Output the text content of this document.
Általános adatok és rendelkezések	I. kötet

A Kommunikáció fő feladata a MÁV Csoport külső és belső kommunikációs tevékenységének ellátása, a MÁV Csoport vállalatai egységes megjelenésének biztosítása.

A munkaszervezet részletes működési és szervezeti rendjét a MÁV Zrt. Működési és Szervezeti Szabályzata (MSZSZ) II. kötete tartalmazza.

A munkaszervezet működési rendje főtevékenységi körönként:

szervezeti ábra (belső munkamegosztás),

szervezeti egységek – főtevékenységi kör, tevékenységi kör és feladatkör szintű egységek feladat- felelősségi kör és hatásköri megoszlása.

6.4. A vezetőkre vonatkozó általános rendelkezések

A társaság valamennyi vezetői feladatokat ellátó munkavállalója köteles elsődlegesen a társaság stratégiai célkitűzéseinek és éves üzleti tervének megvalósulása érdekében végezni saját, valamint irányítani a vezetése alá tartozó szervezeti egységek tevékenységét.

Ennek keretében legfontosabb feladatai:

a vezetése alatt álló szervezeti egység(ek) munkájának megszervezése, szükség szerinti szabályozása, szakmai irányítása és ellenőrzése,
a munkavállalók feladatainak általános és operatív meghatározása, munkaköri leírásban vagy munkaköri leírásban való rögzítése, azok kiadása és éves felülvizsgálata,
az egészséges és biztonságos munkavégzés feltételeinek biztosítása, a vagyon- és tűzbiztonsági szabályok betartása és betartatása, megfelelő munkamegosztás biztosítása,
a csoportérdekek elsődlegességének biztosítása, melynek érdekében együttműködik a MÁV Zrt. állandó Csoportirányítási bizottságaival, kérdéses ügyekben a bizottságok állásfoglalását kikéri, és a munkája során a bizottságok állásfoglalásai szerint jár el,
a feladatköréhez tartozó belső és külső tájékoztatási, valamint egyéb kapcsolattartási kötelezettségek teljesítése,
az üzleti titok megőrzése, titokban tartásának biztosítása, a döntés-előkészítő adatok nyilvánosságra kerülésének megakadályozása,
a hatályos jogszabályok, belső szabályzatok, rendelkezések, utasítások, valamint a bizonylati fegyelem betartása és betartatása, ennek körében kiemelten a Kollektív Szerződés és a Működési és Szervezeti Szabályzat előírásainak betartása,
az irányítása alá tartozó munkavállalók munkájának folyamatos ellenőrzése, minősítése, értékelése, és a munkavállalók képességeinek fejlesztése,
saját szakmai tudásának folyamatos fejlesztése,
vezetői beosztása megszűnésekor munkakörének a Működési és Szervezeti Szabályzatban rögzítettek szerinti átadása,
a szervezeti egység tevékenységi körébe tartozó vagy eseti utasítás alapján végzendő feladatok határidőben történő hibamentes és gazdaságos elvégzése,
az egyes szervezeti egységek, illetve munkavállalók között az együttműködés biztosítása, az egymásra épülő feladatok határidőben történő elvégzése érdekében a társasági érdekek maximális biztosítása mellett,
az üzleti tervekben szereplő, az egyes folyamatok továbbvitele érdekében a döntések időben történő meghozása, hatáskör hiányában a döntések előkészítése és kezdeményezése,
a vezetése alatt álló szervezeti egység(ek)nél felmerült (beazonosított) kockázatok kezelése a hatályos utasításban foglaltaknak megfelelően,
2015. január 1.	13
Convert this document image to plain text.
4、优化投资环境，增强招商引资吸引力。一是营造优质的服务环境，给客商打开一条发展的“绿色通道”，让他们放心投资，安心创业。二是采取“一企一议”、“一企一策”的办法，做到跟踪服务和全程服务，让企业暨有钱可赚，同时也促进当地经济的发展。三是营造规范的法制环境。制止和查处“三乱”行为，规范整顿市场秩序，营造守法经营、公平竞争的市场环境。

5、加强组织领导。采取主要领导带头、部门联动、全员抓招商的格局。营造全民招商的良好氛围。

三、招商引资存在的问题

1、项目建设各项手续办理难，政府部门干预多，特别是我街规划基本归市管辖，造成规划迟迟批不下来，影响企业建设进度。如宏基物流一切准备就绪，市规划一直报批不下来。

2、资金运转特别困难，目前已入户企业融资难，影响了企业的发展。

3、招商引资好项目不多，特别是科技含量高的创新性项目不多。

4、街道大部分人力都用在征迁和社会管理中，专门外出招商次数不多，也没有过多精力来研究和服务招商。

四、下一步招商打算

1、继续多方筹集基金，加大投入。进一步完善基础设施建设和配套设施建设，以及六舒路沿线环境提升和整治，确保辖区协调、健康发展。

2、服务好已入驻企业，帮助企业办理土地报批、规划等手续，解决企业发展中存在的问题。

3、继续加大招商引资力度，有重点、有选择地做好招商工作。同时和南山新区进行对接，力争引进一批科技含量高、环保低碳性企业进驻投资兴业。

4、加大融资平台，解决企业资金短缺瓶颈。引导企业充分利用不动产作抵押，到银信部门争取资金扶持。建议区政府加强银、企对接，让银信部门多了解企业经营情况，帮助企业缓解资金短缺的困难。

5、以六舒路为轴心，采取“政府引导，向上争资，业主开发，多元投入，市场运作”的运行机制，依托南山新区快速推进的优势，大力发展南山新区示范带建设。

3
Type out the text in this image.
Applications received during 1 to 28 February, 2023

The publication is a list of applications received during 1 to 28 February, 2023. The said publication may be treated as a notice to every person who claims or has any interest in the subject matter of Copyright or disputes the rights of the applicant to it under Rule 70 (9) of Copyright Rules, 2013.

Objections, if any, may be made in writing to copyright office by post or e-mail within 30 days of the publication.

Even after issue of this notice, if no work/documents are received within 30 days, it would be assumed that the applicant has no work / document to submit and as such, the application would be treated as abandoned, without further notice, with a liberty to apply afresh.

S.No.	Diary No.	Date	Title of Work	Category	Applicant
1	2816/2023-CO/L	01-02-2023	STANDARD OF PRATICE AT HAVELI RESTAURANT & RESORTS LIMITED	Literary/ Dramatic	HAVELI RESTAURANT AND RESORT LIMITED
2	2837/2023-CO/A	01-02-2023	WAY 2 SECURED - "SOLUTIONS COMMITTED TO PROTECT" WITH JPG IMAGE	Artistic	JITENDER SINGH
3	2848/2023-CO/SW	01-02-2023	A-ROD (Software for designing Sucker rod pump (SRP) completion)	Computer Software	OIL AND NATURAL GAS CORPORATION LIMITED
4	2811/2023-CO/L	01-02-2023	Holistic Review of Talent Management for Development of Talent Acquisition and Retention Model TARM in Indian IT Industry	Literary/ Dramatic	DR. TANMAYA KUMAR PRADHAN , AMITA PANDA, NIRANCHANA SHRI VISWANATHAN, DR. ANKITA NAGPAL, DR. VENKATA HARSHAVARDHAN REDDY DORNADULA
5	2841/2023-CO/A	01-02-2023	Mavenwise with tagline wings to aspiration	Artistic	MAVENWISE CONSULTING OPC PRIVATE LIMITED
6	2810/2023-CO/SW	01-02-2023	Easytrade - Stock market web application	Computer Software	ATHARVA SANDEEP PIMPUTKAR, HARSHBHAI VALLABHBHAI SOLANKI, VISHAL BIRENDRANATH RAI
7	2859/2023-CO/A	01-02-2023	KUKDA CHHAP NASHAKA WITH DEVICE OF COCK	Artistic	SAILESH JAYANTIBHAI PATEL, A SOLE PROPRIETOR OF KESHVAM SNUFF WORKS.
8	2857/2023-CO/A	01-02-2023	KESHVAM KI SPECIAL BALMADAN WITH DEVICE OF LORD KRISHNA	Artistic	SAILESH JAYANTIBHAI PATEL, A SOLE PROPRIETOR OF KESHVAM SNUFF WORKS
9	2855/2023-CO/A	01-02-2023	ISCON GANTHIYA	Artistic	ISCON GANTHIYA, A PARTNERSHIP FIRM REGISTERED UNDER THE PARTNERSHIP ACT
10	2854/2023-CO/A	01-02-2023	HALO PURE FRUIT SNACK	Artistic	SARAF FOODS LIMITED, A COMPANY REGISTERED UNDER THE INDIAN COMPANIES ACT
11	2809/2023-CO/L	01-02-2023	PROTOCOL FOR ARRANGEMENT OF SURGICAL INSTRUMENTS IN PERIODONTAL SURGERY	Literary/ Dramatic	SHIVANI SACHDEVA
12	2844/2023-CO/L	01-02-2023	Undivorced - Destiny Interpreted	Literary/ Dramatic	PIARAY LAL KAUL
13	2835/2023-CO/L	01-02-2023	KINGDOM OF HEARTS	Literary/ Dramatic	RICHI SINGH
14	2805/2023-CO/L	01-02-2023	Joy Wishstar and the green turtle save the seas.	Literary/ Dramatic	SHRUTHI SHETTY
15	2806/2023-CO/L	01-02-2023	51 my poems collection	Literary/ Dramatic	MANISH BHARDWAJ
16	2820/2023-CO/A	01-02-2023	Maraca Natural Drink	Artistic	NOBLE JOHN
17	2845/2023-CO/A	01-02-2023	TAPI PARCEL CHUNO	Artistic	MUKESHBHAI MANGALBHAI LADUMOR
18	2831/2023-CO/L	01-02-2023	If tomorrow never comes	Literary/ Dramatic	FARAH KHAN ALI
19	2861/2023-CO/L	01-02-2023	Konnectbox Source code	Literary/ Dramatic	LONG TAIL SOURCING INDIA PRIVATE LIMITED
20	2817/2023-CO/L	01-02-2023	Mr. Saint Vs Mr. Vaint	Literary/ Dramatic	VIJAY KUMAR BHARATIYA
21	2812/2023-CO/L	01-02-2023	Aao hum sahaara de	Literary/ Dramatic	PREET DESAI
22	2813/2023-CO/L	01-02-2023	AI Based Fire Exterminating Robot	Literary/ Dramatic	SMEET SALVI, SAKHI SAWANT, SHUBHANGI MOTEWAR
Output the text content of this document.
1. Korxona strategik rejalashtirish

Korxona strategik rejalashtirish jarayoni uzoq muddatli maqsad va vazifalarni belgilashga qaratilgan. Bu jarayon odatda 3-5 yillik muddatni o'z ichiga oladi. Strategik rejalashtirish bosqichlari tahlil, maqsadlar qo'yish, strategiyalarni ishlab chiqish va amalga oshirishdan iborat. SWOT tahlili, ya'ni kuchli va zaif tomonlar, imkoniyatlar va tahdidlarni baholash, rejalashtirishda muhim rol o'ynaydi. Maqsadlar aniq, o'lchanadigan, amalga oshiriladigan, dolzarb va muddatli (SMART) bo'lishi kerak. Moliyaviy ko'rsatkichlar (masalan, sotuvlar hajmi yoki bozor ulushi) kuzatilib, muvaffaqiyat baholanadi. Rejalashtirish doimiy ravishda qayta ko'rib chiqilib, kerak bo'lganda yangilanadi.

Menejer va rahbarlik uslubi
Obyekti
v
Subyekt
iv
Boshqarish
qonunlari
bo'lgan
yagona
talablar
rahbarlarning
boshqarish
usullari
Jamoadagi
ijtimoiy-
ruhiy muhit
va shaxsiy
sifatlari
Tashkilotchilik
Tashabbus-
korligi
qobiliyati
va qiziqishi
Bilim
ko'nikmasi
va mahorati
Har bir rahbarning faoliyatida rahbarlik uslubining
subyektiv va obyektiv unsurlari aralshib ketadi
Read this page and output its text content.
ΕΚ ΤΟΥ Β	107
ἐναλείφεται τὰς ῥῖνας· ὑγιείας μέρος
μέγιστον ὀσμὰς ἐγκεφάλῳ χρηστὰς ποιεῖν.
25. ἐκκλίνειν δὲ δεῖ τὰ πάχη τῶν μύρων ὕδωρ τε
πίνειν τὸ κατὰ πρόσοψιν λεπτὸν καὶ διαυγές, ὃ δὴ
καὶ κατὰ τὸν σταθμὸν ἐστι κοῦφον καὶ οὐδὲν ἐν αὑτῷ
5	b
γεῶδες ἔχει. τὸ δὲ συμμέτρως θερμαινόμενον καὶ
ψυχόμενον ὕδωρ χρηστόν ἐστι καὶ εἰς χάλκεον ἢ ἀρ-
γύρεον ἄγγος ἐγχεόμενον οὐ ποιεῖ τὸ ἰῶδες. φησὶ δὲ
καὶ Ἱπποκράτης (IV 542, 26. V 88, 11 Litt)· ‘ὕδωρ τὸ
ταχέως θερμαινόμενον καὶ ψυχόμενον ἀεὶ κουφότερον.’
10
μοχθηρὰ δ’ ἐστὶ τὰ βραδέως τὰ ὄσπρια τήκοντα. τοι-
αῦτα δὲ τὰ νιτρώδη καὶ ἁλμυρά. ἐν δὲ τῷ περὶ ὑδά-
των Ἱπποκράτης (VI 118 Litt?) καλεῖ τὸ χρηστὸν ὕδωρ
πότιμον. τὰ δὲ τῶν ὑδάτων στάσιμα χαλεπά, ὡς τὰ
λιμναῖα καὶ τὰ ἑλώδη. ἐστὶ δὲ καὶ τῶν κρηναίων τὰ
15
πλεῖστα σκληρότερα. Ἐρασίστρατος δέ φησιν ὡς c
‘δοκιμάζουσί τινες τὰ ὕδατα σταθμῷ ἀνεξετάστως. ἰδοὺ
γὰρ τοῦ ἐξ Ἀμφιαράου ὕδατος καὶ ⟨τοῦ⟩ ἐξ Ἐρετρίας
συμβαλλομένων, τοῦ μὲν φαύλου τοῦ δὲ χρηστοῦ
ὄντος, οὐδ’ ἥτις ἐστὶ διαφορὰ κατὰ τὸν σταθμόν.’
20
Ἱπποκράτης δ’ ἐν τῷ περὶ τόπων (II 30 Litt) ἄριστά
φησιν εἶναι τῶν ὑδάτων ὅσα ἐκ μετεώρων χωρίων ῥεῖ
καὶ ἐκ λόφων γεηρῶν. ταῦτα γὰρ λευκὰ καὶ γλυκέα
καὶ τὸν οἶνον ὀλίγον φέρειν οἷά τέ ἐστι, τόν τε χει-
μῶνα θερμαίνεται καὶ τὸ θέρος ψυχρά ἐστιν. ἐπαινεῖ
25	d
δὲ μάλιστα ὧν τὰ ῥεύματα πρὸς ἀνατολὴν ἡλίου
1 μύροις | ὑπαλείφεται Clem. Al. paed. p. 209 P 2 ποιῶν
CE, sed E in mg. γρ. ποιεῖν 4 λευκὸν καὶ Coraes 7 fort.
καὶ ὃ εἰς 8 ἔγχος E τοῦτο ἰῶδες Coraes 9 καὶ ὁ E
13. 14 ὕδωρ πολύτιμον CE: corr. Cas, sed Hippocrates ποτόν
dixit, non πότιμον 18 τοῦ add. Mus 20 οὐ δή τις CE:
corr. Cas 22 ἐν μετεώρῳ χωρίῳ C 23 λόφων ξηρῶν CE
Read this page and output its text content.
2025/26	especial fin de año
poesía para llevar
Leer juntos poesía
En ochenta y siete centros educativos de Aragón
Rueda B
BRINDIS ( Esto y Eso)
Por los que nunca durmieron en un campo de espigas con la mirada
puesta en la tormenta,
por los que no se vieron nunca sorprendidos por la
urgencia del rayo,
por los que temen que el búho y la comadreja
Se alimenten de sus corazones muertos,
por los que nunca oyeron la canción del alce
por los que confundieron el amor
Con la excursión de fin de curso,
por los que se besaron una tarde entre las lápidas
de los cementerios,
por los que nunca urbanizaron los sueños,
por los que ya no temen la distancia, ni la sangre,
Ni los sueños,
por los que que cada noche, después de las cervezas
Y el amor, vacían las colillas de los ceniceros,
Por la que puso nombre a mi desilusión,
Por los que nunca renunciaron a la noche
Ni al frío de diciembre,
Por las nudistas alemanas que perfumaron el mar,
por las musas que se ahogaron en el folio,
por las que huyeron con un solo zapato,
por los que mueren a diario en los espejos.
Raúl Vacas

=====

Goal of the exercise → Which lines include the word "PATEL"? Copy every one of them.

Response →
7	2859/2023-CO/A	01-02-2023	KUKDA CHHAP NASHAKA WITH DEVICE OF COCK	Artistic	SAILESH JAYANTIBHAI PATEL, A SOLE PROPRIETOR OF KESHVAM SNUFF WORKS.
8	2857/2023-CO/A	01-02-2023	KESHVAM KI SPECIAL BALMADAN WITH DEVICE OF LORD KRISHNA	Artistic	SAILESH JAYANTIBHAI PATEL, A SOLE PROPRIETOR OF KESHVAM SNUFF WORKS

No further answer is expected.